Instructions for the task: Below are records; count the lines in them that hold "Οἰδίπου" and give only the count.

** Begin **

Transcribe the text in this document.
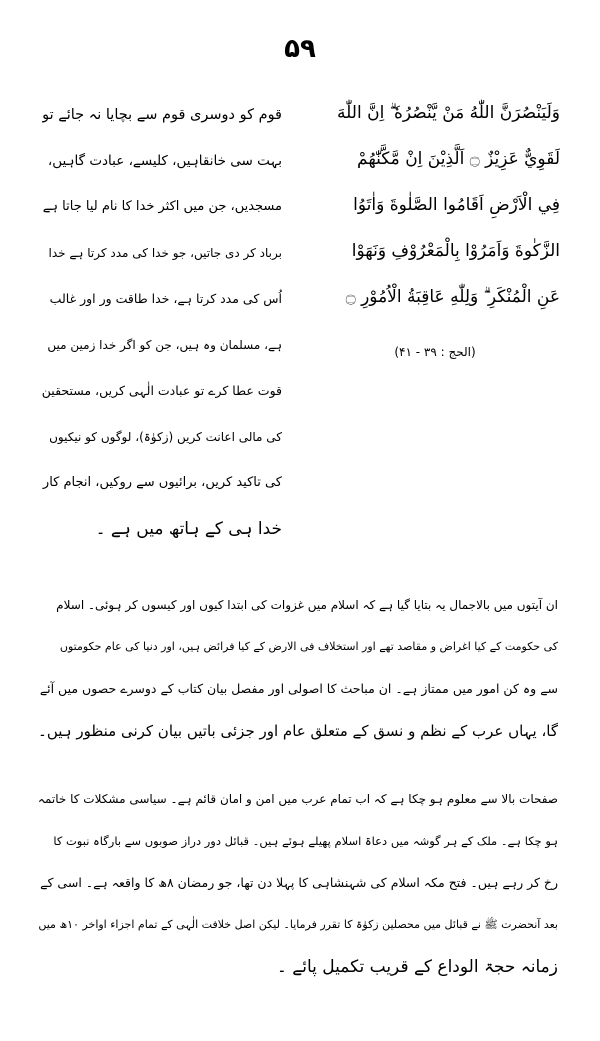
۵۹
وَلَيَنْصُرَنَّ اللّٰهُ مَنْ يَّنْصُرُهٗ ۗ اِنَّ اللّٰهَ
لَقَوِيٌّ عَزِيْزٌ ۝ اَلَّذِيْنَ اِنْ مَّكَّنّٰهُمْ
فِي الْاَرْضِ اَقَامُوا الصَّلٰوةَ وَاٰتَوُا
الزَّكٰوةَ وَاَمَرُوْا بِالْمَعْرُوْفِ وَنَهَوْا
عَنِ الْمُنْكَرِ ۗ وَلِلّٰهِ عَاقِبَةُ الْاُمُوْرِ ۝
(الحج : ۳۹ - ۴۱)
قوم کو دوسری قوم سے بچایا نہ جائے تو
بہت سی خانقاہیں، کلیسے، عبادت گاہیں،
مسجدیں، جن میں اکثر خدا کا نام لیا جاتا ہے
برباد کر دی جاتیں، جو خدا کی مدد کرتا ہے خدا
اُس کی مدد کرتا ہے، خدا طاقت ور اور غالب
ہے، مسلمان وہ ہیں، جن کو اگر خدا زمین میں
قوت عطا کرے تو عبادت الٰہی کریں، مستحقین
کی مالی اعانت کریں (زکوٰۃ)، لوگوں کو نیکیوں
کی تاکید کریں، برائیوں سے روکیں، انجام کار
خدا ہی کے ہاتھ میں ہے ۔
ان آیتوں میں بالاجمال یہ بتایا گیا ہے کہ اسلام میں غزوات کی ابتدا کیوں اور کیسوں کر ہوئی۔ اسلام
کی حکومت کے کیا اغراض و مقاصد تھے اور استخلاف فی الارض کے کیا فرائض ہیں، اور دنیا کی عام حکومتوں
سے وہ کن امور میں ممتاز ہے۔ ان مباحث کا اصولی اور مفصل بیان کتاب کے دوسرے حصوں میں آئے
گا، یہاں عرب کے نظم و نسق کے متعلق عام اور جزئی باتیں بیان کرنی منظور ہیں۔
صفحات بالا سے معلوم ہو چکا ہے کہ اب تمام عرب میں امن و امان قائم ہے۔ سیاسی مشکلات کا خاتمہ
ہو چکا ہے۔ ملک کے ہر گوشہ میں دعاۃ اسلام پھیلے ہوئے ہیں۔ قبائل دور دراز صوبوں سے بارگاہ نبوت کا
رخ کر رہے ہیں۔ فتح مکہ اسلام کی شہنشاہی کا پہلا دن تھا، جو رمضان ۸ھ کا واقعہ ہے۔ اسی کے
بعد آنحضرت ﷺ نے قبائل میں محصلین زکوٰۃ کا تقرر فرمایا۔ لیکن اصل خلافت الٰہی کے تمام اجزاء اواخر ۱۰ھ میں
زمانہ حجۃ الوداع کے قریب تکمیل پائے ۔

** End **
** Begin **

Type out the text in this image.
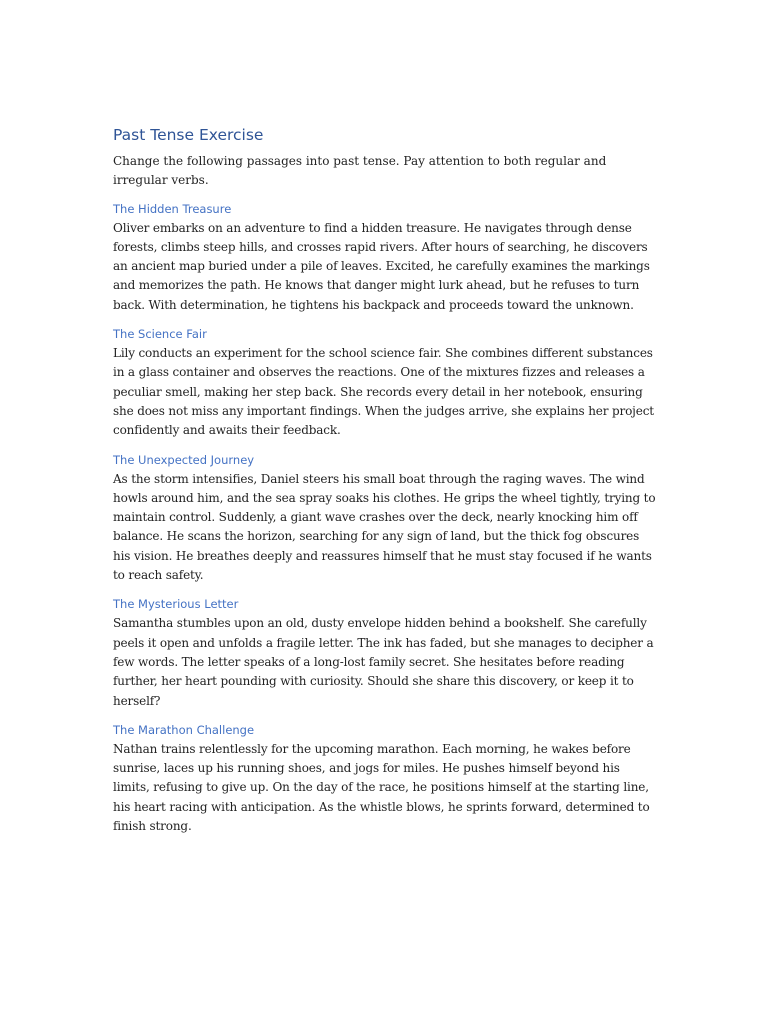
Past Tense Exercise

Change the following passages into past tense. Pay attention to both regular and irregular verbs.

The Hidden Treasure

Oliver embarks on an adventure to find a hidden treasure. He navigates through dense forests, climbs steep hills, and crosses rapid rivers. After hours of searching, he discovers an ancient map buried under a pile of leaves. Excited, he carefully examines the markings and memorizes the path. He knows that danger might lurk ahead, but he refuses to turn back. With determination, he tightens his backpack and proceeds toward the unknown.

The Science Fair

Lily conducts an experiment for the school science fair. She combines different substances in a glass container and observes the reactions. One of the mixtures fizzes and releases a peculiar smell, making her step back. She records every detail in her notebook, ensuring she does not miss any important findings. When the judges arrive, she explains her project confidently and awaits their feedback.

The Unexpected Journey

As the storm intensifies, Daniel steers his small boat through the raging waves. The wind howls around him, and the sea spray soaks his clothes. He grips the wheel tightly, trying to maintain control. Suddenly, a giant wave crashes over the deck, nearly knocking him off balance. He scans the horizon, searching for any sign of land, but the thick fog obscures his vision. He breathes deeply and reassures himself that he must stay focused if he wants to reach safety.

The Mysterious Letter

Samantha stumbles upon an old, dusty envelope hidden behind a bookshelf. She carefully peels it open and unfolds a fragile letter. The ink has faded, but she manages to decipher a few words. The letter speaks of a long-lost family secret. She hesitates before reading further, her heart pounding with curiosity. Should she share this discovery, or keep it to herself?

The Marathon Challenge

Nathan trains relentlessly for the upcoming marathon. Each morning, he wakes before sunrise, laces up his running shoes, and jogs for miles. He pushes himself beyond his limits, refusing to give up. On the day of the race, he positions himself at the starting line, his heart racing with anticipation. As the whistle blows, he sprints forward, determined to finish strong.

** End **
** Begin **

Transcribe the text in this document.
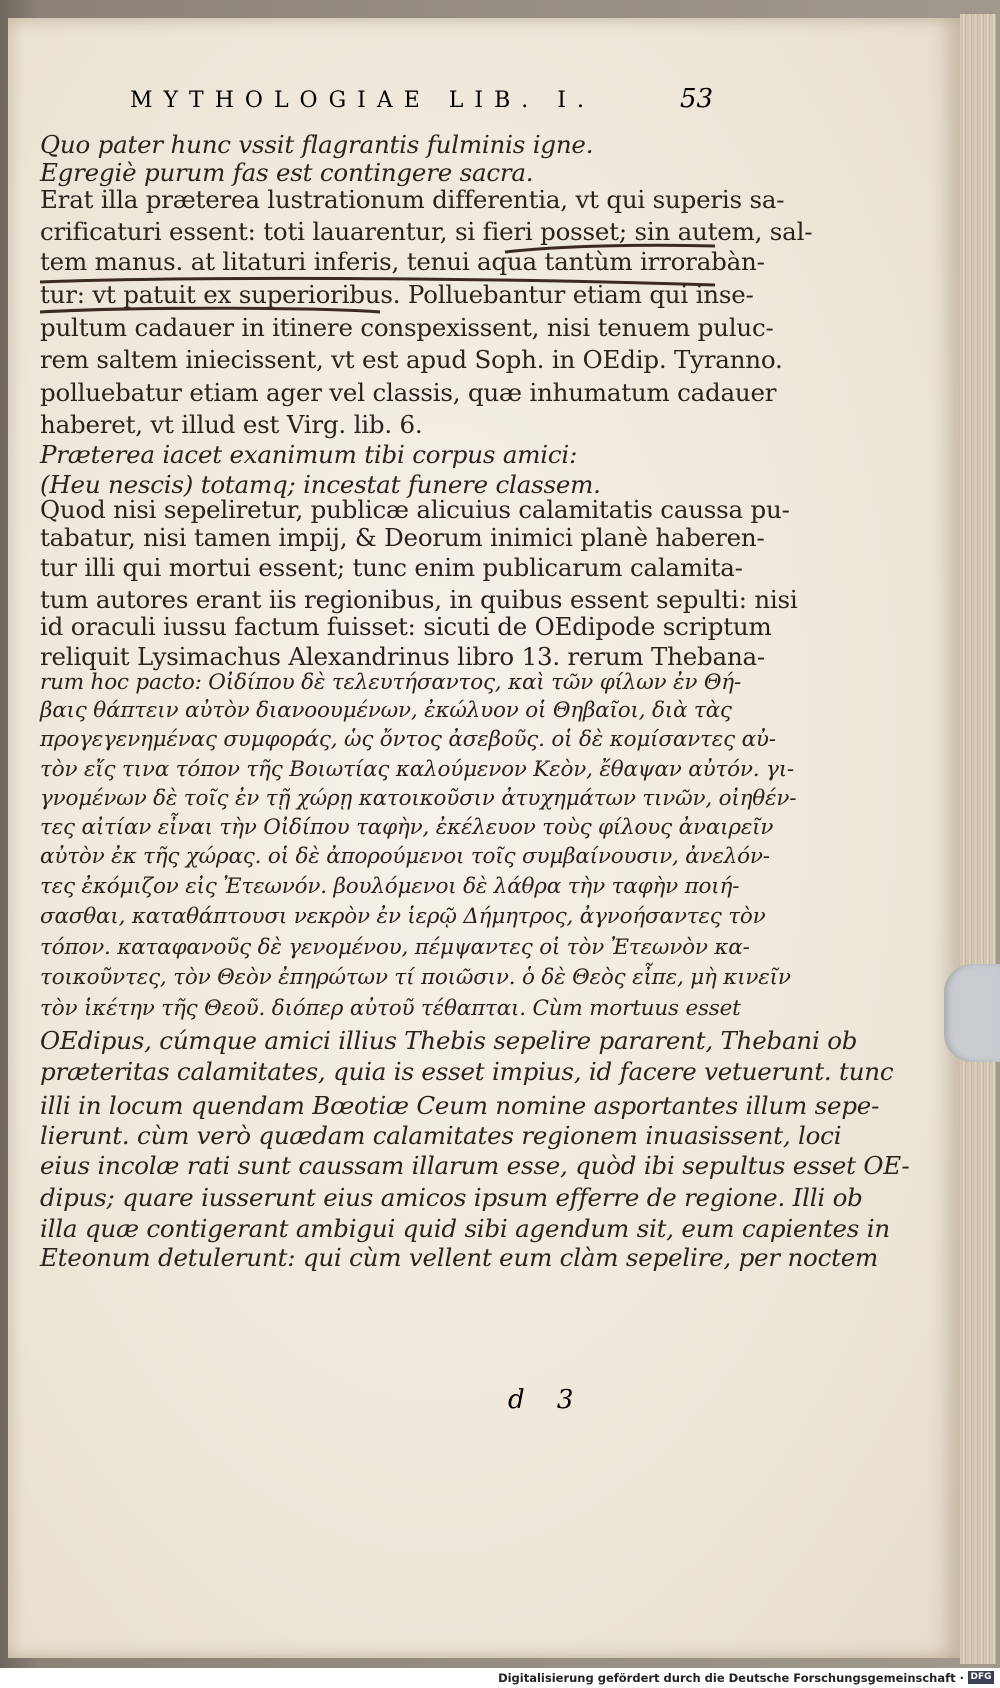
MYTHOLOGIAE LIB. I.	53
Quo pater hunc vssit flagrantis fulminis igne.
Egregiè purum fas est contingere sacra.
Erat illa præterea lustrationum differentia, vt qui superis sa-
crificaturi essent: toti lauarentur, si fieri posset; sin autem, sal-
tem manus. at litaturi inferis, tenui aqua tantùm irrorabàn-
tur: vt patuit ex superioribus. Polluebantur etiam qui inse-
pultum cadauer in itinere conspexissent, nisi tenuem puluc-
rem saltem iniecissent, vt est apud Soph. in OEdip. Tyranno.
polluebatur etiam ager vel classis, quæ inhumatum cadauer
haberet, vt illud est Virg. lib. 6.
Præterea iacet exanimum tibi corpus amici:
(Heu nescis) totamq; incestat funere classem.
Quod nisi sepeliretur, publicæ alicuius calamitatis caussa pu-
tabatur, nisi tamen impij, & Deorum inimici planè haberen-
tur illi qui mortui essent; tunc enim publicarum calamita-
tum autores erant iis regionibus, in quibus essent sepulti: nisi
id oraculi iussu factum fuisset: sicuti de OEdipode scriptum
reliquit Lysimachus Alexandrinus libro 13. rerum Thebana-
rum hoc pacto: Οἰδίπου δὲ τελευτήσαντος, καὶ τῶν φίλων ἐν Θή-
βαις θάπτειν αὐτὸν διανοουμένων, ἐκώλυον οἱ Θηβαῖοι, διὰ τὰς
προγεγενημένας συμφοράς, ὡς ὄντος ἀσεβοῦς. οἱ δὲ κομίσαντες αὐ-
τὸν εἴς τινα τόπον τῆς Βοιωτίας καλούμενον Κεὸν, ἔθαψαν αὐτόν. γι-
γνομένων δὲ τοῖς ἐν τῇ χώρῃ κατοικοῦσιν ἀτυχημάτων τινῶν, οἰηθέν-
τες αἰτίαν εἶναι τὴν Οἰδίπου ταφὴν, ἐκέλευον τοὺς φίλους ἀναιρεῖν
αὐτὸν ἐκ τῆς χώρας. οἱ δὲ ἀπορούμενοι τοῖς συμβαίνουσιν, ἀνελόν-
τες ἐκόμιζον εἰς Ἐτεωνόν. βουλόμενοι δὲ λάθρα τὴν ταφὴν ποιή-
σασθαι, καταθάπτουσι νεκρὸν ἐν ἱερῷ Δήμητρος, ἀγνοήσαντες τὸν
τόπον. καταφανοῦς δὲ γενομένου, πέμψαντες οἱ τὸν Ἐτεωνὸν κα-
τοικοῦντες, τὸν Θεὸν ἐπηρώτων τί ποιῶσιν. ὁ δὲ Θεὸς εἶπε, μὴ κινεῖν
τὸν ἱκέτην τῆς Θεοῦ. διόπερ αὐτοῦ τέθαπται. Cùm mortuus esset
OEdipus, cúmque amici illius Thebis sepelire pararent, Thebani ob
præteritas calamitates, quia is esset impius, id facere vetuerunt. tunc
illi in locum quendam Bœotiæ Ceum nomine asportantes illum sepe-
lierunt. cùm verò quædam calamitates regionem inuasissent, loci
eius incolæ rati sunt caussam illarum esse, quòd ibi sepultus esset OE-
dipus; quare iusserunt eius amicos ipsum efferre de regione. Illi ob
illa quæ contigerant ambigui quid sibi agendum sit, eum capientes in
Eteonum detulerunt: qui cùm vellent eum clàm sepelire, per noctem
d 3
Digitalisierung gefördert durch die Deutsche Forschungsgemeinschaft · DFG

** End **

Correct response: 2